### [YOUR OBJECTIVE]
Retype the entries starting at the line containing "Give me the bounding boxes for everything" and ending with the line containing "time-slot[interactable]: 11:00 AM [801,564,887,594]", character for character, with both of those lines included.

### [DATA FOR THE TASK]
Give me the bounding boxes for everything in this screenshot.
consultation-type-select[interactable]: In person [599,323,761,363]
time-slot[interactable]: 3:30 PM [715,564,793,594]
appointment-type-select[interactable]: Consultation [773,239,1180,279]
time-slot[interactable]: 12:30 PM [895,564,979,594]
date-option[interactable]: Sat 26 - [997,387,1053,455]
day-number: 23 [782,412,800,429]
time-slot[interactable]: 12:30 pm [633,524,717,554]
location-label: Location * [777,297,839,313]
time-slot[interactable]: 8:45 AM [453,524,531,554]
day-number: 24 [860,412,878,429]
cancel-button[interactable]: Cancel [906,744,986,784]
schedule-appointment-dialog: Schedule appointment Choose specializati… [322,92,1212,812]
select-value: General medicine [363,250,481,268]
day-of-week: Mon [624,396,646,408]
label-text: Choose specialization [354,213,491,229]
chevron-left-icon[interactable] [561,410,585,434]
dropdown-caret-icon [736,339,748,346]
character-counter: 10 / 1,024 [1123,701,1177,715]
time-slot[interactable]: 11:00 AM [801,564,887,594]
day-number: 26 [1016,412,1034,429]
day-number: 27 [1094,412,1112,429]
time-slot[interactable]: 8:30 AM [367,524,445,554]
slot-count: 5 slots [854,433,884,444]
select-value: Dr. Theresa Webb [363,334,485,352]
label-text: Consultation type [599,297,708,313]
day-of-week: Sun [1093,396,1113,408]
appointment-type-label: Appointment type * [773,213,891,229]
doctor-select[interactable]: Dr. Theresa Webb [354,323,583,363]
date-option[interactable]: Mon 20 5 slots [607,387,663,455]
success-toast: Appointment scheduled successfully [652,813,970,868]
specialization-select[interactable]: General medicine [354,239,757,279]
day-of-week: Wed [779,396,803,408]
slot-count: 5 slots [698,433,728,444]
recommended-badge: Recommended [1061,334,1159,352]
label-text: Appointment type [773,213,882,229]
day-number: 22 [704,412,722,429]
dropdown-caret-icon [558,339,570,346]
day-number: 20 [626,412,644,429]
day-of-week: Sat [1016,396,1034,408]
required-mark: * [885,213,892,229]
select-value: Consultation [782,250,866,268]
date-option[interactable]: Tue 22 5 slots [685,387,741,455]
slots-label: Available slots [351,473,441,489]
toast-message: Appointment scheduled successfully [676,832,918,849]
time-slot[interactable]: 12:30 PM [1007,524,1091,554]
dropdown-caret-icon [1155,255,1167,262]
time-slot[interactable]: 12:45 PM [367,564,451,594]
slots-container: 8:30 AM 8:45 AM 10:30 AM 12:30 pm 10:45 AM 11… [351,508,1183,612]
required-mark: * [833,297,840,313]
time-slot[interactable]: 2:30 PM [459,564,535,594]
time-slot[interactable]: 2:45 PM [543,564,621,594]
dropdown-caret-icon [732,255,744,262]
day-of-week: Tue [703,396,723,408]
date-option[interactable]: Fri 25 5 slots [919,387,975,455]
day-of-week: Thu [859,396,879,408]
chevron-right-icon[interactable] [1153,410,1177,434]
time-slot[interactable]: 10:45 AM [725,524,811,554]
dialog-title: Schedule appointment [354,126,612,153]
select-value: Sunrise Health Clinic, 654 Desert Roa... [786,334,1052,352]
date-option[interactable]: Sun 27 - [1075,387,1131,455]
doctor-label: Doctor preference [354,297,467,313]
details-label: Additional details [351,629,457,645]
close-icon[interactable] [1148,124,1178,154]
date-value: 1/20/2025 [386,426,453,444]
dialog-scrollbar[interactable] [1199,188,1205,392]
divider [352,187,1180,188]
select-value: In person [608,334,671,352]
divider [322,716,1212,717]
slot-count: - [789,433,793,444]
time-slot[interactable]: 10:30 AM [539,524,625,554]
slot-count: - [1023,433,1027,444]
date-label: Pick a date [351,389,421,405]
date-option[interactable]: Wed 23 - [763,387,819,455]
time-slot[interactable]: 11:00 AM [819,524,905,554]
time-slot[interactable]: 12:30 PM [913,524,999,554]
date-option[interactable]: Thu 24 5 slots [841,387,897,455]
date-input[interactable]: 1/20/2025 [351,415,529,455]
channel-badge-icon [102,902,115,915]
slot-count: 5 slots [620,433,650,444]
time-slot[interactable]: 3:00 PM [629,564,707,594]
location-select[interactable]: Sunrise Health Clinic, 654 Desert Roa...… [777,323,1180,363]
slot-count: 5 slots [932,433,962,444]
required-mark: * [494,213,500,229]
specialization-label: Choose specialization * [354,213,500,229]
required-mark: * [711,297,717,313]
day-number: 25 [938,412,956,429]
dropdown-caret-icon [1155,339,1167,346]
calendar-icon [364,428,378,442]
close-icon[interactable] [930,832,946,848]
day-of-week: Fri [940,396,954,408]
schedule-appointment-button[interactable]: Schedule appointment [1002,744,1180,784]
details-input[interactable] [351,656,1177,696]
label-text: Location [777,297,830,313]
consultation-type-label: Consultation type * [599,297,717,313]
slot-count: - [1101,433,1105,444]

...

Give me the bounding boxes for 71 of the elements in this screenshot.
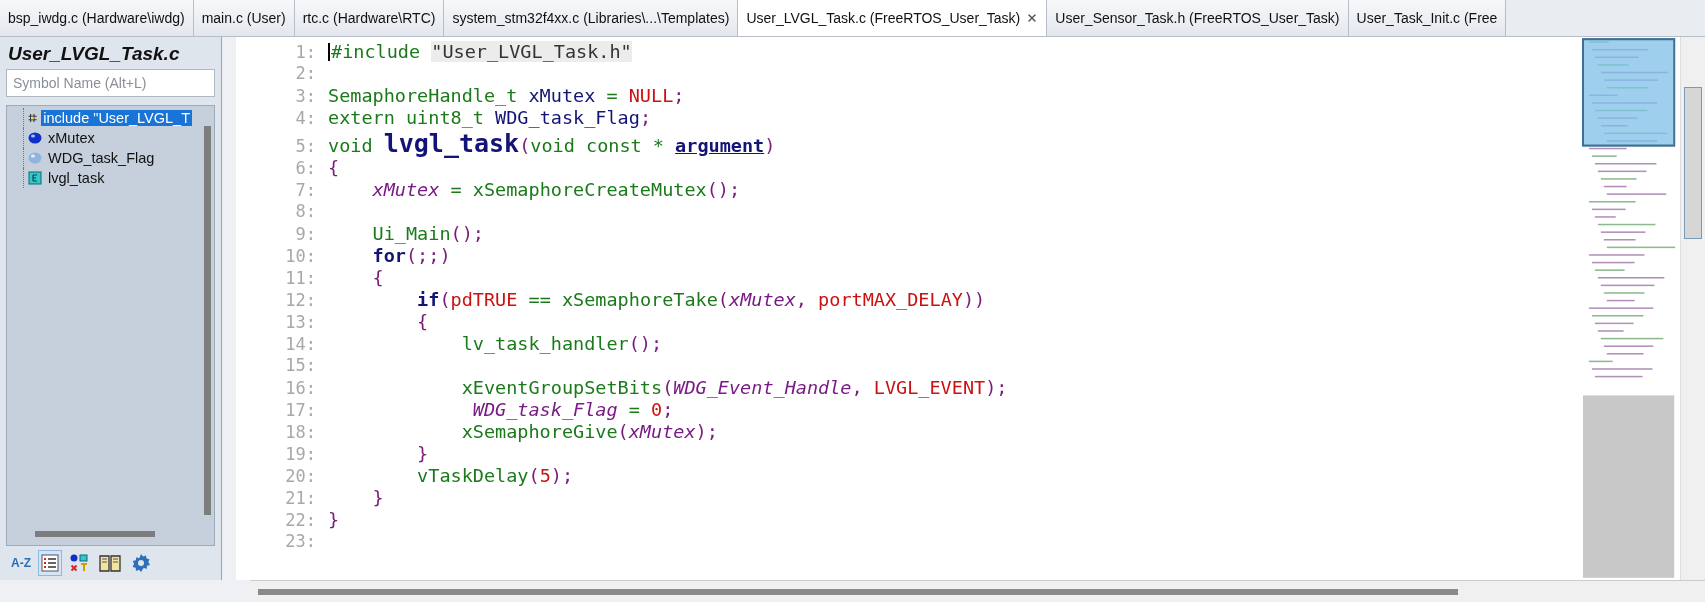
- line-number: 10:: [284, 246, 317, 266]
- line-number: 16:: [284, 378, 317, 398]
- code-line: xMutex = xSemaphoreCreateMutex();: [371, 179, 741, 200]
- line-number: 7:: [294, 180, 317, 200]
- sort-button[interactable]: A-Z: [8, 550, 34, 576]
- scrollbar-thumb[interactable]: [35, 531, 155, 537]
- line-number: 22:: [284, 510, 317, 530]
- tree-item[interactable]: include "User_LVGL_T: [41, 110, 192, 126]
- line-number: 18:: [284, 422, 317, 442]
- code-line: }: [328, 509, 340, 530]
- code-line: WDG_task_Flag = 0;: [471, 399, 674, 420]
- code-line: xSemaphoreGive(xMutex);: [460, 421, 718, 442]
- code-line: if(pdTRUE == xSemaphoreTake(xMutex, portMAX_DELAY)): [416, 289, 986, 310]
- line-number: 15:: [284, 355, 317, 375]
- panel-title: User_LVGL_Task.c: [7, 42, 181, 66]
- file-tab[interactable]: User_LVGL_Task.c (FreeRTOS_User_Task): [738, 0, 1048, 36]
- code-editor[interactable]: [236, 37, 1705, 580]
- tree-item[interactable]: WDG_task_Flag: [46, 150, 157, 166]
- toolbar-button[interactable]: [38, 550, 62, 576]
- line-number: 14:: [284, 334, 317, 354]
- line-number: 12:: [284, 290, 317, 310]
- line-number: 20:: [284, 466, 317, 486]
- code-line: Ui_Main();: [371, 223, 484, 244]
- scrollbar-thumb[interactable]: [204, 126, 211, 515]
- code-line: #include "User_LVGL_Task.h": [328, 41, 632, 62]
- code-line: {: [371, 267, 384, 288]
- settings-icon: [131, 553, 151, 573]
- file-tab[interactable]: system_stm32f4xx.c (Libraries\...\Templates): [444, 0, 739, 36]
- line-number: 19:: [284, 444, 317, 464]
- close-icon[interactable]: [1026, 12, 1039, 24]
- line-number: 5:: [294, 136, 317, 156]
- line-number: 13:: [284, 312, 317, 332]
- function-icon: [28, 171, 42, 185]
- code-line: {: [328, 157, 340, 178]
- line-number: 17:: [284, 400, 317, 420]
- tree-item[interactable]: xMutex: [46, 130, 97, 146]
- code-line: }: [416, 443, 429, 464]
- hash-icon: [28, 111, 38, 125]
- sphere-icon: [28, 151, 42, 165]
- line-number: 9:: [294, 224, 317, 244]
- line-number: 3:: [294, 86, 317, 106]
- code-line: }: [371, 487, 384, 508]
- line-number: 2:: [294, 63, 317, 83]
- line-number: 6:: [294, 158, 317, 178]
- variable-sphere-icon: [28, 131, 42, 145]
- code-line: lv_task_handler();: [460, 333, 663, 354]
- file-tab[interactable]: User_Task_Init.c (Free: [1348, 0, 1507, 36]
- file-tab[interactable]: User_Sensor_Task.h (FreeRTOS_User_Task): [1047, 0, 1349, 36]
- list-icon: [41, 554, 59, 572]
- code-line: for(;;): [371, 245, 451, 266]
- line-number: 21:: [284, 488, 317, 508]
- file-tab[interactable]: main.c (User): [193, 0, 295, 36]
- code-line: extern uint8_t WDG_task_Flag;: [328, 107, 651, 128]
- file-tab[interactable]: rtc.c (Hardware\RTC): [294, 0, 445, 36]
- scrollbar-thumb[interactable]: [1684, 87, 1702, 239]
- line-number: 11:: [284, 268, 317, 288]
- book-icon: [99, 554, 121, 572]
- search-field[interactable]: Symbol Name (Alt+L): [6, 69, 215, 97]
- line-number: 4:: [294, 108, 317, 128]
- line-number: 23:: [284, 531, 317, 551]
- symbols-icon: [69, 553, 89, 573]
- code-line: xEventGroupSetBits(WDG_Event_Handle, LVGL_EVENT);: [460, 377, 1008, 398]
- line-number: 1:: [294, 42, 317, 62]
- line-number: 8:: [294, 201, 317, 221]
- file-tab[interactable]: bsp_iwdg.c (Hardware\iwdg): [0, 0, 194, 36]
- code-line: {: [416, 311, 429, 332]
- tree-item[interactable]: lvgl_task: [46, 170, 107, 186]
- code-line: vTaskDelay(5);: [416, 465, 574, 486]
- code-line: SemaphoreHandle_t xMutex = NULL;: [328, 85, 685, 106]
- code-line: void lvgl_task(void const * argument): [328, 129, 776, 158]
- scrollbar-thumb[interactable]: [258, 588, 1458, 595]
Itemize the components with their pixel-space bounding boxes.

### [EXERCISE OUTPUT]
Give me the bounding boxes for everything in this screenshot.
consultation-type-select[interactable]: In person [599,323,761,363]
time-slot[interactable]: 3:30 PM [715,564,793,594]
appointment-type-select[interactable]: Consultation [773,239,1180,279]
time-slot[interactable]: 12:30 PM [895,564,979,594]
date-option[interactable]: Sat 26 - [997,387,1053,455]
day-number: 23 [782,412,800,429]
time-slot[interactable]: 12:30 pm [633,524,717,554]
location-label: Location * [777,297,839,313]
time-slot[interactable]: 8:45 AM [453,524,531,554]
day-number: 24 [860,412,878,429]
cancel-button[interactable]: Cancel [906,744,986,784]
schedule-appointment-dialog: Schedule appointment Choose specializati… [322,92,1212,812]
select-value: General medicine [363,250,481,268]
day-of-week: Mon [624,396,646,408]
label-text: Choose specialization [354,213,491,229]
chevron-left-icon[interactable] [561,410,585,434]
dropdown-caret-icon [736,339,748,346]
character-counter: 10 / 1,024 [1123,701,1177,715]
time-slot[interactable]: 11:00 AM [801,564,887,594]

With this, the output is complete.